* DATASET CONTENT *
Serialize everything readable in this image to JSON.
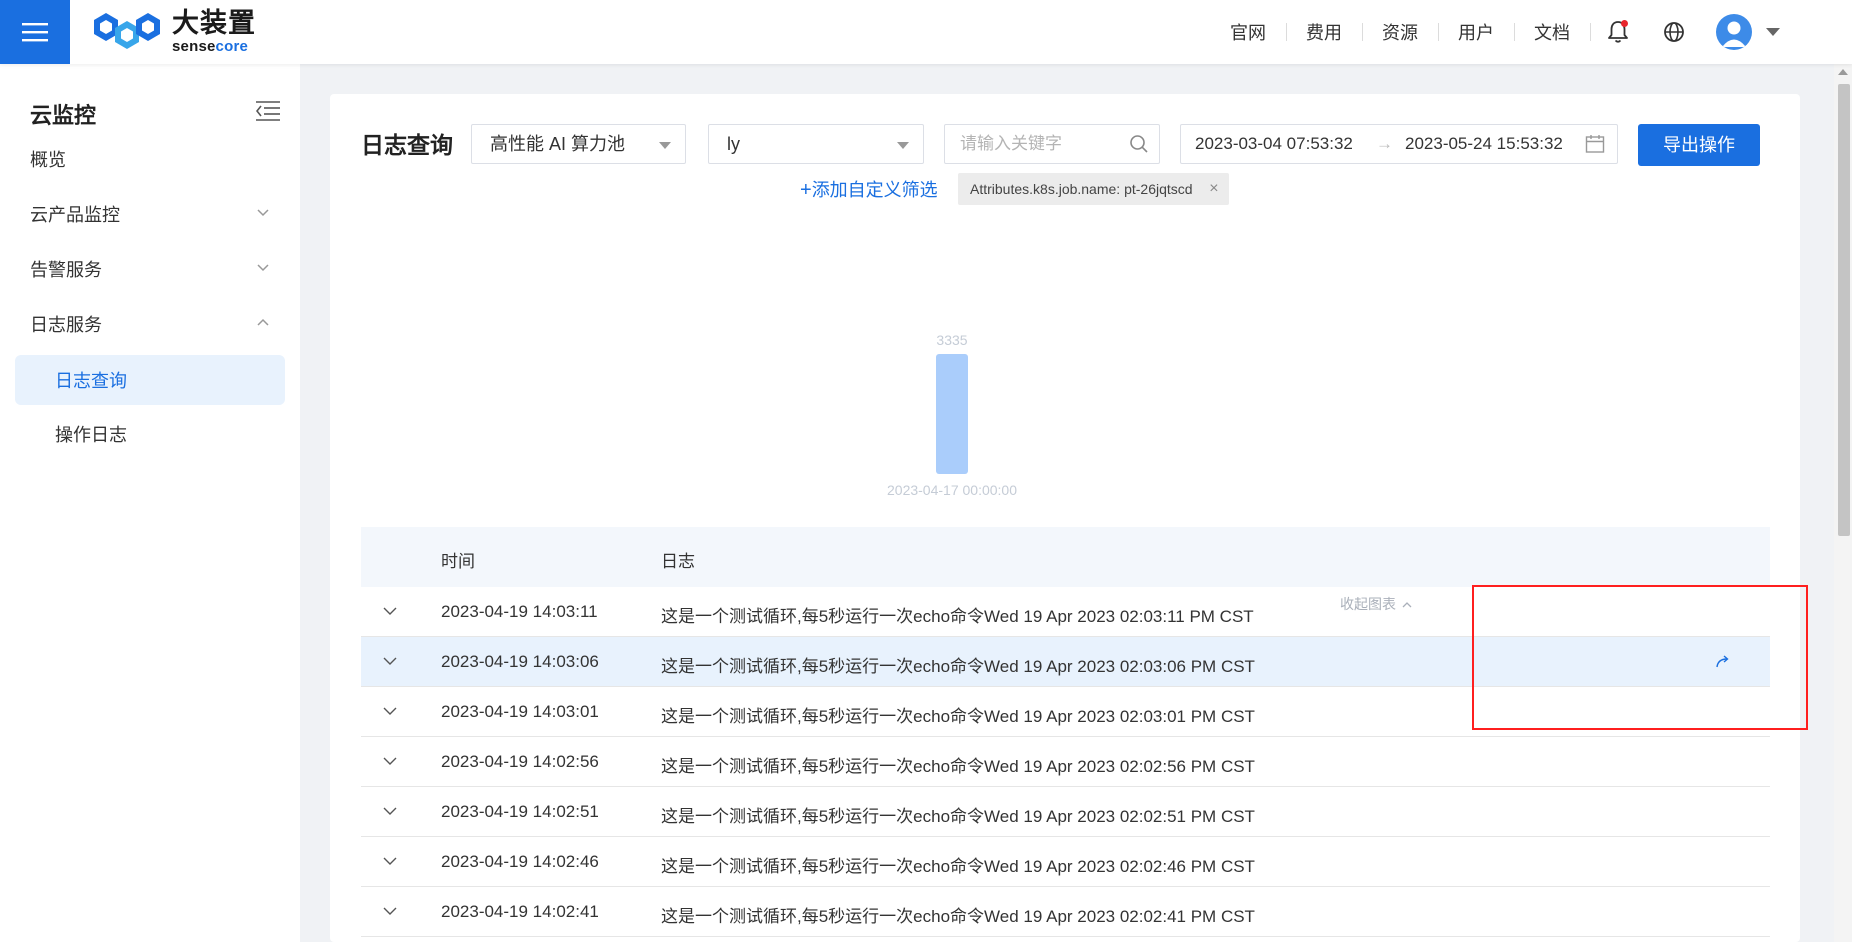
{
  "header": {
    "logo_cn": "大装置",
    "logo_en_prefix": "sense",
    "logo_en_suffix": "core",
    "nav": [
      "官网",
      "费用",
      "资源",
      "用户",
      "文档"
    ]
  },
  "sidebar": {
    "title": "云监控",
    "items": [
      {
        "label": "概览"
      },
      {
        "label": "云产品监控"
      },
      {
        "label": "告警服务"
      },
      {
        "label": "日志服务"
      }
    ],
    "subitems": [
      {
        "label": "日志查询",
        "active": true
      },
      {
        "label": "操作日志"
      }
    ]
  },
  "main": {
    "title": "日志查询",
    "pool_select": "高性能 AI 算力池",
    "project_select": "ly",
    "search_placeholder": "请输入关键字",
    "date_start": "2023-03-04 07:53:32",
    "date_sep": "→",
    "date_end": "2023-05-24 15:53:32",
    "export_label": "导出操作",
    "add_filter_label": "添加自定义筛选",
    "filter_tag": "Attributes.k8s.job.name: pt-26jqtscd",
    "collapse_chart_label": "收起图表"
  },
  "chart_data": {
    "type": "bar",
    "categories": [
      "2023-04-17 00:00:00"
    ],
    "values": [
      3335
    ],
    "title": "",
    "xlabel": "",
    "ylabel": "",
    "grid": false,
    "bar_color": "#aacdfb"
  },
  "table": {
    "columns": [
      "时间",
      "日志"
    ],
    "rows": [
      {
        "time": "2023-04-19 14:03:11",
        "log": "这是一个测试循环,每5秒运行一次echo命令Wed 19 Apr 2023 02:03:11 PM CST"
      },
      {
        "time": "2023-04-19 14:03:06",
        "log": "这是一个测试循环,每5秒运行一次echo命令Wed 19 Apr 2023 02:03:06 PM CST"
      },
      {
        "time": "2023-04-19 14:03:01",
        "log": "这是一个测试循环,每5秒运行一次echo命令Wed 19 Apr 2023 02:03:01 PM CST"
      },
      {
        "time": "2023-04-19 14:02:56",
        "log": "这是一个测试循环,每5秒运行一次echo命令Wed 19 Apr 2023 02:02:56 PM CST"
      },
      {
        "time": "2023-04-19 14:02:51",
        "log": "这是一个测试循环,每5秒运行一次echo命令Wed 19 Apr 2023 02:02:51 PM CST"
      },
      {
        "time": "2023-04-19 14:02:46",
        "log": "这是一个测试循环,每5秒运行一次echo命令Wed 19 Apr 2023 02:02:46 PM CST"
      },
      {
        "time": "2023-04-19 14:02:41",
        "log": "这是一个测试循环,每5秒运行一次echo命令Wed 19 Apr 2023 02:02:41 PM CST"
      }
    ]
  },
  "colors": {
    "accent": "#1a6fe0",
    "annotation": "#ff1f1f"
  },
  "icons": [
    "menu-icon",
    "bell-icon",
    "globe-icon",
    "user-avatar-icon",
    "search-icon",
    "calendar-icon",
    "chevron-down-icon",
    "share-icon"
  ]
}
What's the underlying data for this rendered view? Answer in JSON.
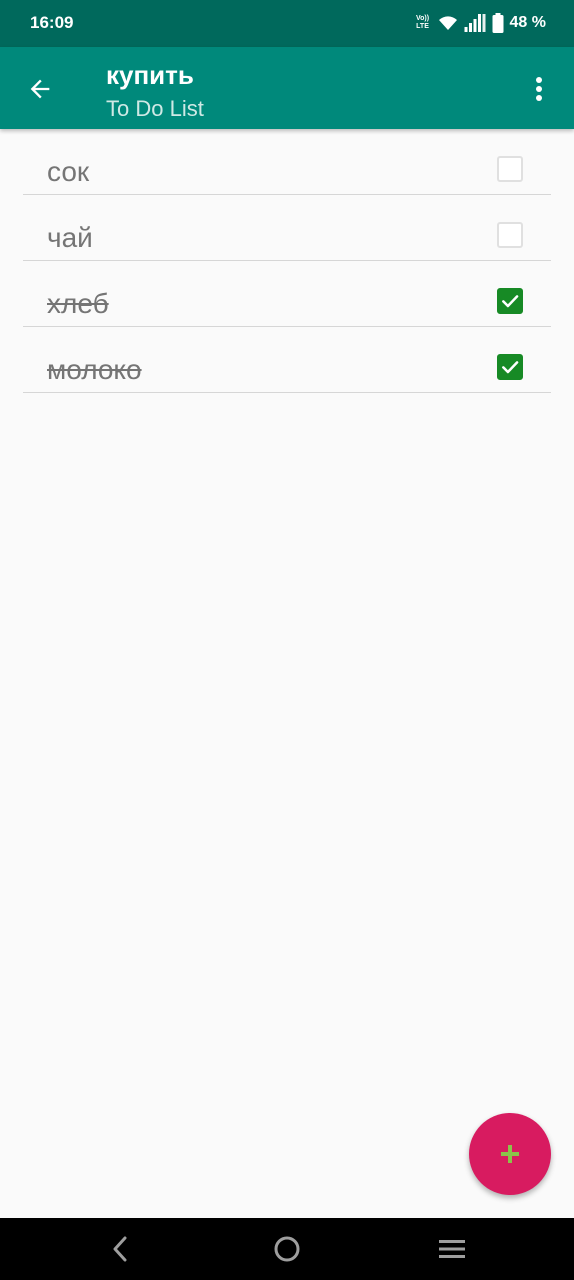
{
  "status_bar": {
    "time": "16:09",
    "volte_top": "Vo))",
    "volte_bottom": "LTE",
    "battery": "48 %",
    "icons": [
      "volte-icon",
      "wifi-icon",
      "signal-icon",
      "battery-icon"
    ]
  },
  "app_bar": {
    "title": "купить",
    "subtitle": "To Do List",
    "back_icon": "arrow-back-icon",
    "menu_icon": "more-vert-icon"
  },
  "items": [
    {
      "label": "сок",
      "checked": false
    },
    {
      "label": "чай",
      "checked": false
    },
    {
      "label": "хлеб",
      "checked": true
    },
    {
      "label": "молоко",
      "checked": true
    }
  ],
  "fab": {
    "icon": "plus-icon",
    "color": "#d81b60",
    "icon_color": "#8bc34a"
  },
  "nav_bar": {
    "icons": [
      "nav-back-icon",
      "nav-home-icon",
      "nav-recents-icon"
    ]
  },
  "colors": {
    "status_bar": "#00695c",
    "app_bar": "#00897b",
    "checkbox_checked": "#178a25",
    "background": "#fafafa"
  }
}
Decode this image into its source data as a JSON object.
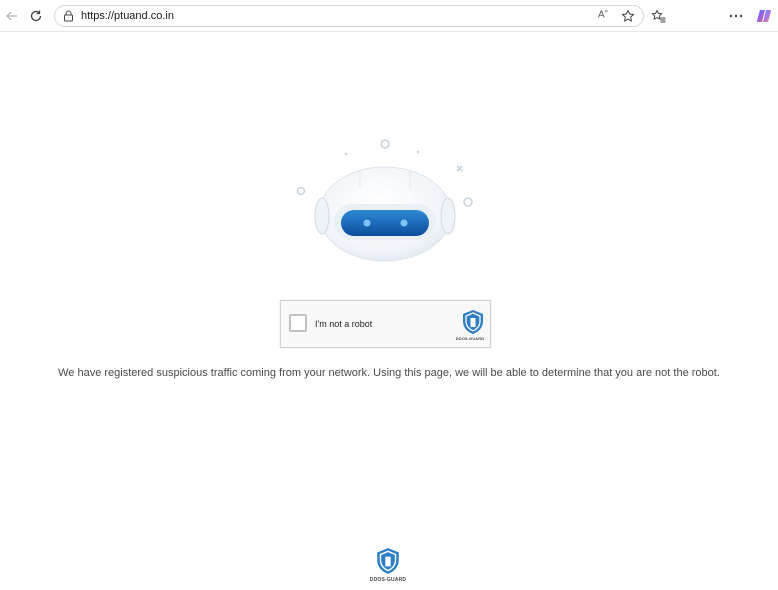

* EXERCISE TASK *
Print out the whole of the material word for word, without pictures.

* ANSWER FOR THIS EXERCISE *
Serialize everything readable in this image to JSON.
{
  "header": {
    "logo_cn": "大装置",
    "logo_en_prefix": "sense",
    "logo_en_suffix": "core",
    "nav": [
      "官网",
      "费用",
      "资源",
      "用户",
      "文档"
    ]
  },
  "sidebar": {
    "title": "云监控",
    "items": [
      {
        "label": "概览"
      },
      {
        "label": "云产品监控"
      },
      {
        "label": "告警服务"
      },
      {
        "label": "日志服务"
      }
    ],
    "subitems": [
      {
        "label": "日志查询",
        "active": true
      },
      {
        "label": "操作日志"
      }
    ]
  },
  "main": {
    "title": "日志查询",
    "pool_select": "高性能 AI 算力池",
    "project_select": "ly",
    "search_placeholder": "请输入关键字",
    "date_start": "2023-03-04 07:53:32",
    "date_sep": "→",
    "date_end": "2023-05-24 15:53:32",
    "export_label": "导出操作",
    "add_filter_label": "添加自定义筛选",
    "filter_tag": "Attributes.k8s.job.name: pt-26jqtscd",
    "collapse_chart_label": "收起图表"
  },
  "chart_data": {
    "type": "bar",
    "categories": [
      "2023-04-17 00:00:00"
    ],
    "values": [
      3335
    ],
    "title": "",
    "xlabel": "",
    "ylabel": "",
    "grid": false,
    "bar_color": "#aacdfb"
  },
  "table": {
    "columns": [
      "时间",
      "日志"
    ],
    "rows": [
      {
        "time": "2023-04-19 14:03:11",
        "log": "这是一个测试循环,每5秒运行一次echo命令Wed 19 Apr 2023 02:03:11 PM CST"
      },
      {
        "time": "2023-04-19 14:03:06",
        "log": "这是一个测试循环,每5秒运行一次echo命令Wed 19 Apr 2023 02:03:06 PM CST"
      },
      {
        "time": "2023-04-19 14:03:01",
        "log": "这是一个测试循环,每5秒运行一次echo命令Wed 19 Apr 2023 02:03:01 PM CST"
      },
      {
        "time": "2023-04-19 14:02:56",
        "log": "这是一个测试循环,每5秒运行一次echo命令Wed 19 Apr 2023 02:02:56 PM CST"
      },
      {
        "time": "2023-04-19 14:02:51",
        "log": "这是一个测试循环,每5秒运行一次echo命令Wed 19 Apr 2023 02:02:51 PM CST"
      },
      {
        "time": "2023-04-19 14:02:46",
        "log": "这是一个测试循环,每5秒运行一次echo命令Wed 19 Apr 2023 02:02:46 PM CST"
      },
      {
        "time": "2023-04-19 14:02:41",
        "log": "这是一个测试循环,每5秒运行一次echo命令Wed 19 Apr 2023 02:02:41 PM CST"
      }
    ]
  },
  "colors": {
    "accent": "#1a6fe0",
    "annotation": "#ff1f1f"
  },
  "icons": [
    "menu-icon",
    "bell-icon",
    "globe-icon",
    "user-avatar-icon",
    "search-icon",
    "calendar-icon",
    "chevron-down-icon",
    "share-icon"
  ]
}
What's the underlying data for this rendered view? Answer in JSON.
{
  "status_bar": {
    "time": "16:09",
    "volte_top": "Vo))",
    "volte_bottom": "LTE",
    "battery": "48 %",
    "icons": [
      "volte-icon",
      "wifi-icon",
      "signal-icon",
      "battery-icon"
    ]
  },
  "app_bar": {
    "title": "купить",
    "subtitle": "To Do List",
    "back_icon": "arrow-back-icon",
    "menu_icon": "more-vert-icon"
  },
  "items": [
    {
      "label": "сок",
      "checked": false
    },
    {
      "label": "чай",
      "checked": false
    },
    {
      "label": "хлеб",
      "checked": true
    },
    {
      "label": "молоко",
      "checked": true
    }
  ],
  "fab": {
    "icon": "plus-icon",
    "color": "#d81b60",
    "icon_color": "#8bc34a"
  },
  "nav_bar": {
    "icons": [
      "nav-back-icon",
      "nav-home-icon",
      "nav-recents-icon"
    ]
  },
  "colors": {
    "status_bar": "#00695c",
    "app_bar": "#00897b",
    "checkbox_checked": "#178a25",
    "background": "#fafafa"
  }
}
Decode this image into its source data as a JSON object.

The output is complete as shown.